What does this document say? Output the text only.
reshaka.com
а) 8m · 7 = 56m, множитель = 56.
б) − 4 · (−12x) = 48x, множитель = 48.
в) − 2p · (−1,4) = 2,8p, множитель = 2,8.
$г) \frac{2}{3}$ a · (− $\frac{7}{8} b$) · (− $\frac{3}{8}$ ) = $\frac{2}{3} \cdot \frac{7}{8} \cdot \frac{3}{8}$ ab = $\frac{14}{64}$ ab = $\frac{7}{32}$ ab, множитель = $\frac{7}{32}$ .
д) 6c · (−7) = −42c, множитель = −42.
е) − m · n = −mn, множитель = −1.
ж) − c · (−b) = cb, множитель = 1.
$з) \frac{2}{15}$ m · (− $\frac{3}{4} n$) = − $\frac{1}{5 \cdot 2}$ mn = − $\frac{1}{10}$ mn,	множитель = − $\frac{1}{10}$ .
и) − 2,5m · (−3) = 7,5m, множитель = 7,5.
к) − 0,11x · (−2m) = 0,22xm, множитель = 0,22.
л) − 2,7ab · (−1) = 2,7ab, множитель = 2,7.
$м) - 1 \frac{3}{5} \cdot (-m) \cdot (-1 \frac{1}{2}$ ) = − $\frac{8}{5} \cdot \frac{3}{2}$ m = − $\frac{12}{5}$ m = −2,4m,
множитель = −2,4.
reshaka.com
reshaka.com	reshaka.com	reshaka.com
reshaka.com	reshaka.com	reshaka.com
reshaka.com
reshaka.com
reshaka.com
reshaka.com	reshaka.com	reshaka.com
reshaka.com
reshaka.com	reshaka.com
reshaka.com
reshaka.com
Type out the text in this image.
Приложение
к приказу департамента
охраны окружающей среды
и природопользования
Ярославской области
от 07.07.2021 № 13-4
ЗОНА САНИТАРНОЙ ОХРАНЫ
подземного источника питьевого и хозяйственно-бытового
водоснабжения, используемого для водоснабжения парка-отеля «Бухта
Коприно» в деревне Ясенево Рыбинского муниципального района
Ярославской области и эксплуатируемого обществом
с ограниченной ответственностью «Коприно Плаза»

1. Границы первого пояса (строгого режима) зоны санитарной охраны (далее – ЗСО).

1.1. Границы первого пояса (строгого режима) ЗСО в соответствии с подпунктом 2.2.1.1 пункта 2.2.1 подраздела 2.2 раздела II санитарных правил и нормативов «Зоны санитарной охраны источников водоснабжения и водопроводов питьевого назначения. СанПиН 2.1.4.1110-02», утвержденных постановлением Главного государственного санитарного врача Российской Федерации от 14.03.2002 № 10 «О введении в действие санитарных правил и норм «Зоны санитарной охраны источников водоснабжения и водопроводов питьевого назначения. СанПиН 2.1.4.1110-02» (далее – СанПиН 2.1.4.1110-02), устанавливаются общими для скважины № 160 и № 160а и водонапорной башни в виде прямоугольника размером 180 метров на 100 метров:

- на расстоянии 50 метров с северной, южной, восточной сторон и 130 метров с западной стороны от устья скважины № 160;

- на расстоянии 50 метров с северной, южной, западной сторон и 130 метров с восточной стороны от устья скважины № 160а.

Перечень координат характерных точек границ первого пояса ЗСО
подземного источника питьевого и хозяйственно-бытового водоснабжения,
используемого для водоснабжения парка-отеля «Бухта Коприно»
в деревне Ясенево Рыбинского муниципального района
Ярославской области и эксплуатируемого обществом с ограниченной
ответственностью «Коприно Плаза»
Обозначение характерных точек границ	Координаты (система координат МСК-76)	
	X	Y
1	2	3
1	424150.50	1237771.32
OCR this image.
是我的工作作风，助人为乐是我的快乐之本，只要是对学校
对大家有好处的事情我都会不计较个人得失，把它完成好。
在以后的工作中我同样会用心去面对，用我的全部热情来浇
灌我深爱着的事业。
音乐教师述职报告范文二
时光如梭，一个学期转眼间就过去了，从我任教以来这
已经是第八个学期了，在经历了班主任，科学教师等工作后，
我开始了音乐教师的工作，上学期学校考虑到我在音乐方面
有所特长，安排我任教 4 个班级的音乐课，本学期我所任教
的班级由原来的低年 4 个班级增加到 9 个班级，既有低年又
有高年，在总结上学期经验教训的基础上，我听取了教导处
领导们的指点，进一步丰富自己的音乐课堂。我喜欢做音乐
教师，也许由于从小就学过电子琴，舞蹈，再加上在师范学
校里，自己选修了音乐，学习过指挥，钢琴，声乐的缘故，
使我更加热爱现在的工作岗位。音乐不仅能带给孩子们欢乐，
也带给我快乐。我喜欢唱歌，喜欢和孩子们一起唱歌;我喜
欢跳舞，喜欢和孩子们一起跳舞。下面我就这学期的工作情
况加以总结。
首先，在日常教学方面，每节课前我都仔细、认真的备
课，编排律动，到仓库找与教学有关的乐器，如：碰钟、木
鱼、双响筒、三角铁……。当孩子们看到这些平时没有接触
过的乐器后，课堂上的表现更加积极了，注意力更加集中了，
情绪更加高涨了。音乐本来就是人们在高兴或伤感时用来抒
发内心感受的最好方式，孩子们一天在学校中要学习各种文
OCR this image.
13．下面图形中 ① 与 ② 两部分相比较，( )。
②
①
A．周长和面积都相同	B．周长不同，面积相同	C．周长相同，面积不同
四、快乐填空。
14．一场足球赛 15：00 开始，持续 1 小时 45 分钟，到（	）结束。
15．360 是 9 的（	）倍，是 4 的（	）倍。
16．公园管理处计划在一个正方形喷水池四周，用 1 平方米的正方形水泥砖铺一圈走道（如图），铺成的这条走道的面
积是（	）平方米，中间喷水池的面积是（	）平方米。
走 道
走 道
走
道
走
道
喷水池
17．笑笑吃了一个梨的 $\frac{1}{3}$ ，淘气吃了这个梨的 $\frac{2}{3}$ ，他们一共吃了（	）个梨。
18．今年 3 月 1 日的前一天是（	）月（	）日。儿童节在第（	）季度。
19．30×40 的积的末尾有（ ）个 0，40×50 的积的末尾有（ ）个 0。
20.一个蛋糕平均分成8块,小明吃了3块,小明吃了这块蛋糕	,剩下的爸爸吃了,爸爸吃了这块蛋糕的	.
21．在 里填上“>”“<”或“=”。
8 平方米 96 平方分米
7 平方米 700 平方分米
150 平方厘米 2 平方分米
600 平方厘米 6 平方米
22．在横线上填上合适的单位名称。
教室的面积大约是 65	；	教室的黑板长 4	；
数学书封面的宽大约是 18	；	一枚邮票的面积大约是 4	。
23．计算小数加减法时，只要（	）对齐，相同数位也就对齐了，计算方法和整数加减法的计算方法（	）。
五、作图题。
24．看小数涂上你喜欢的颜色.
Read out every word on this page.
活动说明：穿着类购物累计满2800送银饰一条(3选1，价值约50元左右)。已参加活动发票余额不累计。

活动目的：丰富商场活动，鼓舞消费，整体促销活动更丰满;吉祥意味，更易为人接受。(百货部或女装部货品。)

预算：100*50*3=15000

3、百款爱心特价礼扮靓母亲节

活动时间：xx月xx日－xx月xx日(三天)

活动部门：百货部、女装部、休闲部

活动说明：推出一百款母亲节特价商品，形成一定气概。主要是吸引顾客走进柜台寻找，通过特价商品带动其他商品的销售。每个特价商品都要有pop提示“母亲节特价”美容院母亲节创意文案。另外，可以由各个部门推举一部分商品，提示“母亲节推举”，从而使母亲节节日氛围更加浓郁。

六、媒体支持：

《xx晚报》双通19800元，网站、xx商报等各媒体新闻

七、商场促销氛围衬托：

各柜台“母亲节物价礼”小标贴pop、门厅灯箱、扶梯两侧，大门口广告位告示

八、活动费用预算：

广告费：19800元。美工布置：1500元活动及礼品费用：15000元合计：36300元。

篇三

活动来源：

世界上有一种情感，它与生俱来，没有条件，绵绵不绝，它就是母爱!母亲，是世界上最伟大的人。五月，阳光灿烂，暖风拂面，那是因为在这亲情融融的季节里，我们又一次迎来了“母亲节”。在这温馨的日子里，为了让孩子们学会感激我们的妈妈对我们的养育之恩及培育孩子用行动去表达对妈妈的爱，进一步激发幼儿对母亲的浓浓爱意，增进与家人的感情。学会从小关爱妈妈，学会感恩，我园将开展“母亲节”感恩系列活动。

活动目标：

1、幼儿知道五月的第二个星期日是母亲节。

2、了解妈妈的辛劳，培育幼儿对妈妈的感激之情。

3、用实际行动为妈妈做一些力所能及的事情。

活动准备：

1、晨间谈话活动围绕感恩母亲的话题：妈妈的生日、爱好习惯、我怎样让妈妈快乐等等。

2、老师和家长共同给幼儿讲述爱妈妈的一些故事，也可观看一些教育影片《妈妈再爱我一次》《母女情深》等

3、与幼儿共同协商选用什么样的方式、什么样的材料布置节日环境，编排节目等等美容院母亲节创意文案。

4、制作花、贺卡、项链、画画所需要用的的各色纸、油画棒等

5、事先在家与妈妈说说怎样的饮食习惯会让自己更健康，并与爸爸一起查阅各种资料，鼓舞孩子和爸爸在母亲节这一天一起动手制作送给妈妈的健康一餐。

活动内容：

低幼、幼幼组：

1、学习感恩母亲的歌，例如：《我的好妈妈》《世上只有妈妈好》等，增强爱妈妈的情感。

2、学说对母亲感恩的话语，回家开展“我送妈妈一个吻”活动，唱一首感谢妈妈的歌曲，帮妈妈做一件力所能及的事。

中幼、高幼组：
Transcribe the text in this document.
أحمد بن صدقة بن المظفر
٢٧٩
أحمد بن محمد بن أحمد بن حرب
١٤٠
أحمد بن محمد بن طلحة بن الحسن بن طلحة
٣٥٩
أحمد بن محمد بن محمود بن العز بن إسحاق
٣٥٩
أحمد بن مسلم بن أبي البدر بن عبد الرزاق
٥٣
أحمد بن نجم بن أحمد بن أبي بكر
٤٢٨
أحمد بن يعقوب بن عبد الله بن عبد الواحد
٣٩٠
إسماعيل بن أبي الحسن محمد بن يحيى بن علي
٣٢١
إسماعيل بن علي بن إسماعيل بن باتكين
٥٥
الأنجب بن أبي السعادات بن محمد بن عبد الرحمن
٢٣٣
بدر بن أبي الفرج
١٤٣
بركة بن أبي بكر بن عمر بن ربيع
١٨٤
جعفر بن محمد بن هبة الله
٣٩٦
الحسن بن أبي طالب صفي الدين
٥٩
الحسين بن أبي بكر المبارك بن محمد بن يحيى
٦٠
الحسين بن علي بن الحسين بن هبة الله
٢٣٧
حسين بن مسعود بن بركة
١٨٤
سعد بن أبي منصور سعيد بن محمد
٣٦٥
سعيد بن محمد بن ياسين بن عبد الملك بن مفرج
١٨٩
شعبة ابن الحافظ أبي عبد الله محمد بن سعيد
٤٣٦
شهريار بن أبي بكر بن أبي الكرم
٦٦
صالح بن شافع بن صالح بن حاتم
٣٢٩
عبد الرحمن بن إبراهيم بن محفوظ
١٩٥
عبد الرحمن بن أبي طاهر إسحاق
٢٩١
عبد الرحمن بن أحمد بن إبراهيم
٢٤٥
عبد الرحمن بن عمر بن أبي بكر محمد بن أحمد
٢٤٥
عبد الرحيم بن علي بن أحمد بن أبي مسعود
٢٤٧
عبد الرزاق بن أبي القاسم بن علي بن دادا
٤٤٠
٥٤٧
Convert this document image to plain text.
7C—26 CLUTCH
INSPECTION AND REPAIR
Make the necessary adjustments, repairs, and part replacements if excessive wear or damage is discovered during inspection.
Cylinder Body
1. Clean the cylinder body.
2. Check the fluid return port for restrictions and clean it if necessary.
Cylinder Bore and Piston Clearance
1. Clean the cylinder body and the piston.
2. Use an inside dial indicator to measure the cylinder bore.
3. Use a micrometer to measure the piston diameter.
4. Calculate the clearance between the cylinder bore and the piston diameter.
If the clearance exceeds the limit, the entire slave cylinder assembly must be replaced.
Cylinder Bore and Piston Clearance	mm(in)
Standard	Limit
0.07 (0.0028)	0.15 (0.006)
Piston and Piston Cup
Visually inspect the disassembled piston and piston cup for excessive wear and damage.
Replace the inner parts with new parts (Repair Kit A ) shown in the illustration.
#####
YOUR TASK –
Report how many lines of the records above contain the word "Рыбинского", giving only the number.

THE RESULT –
2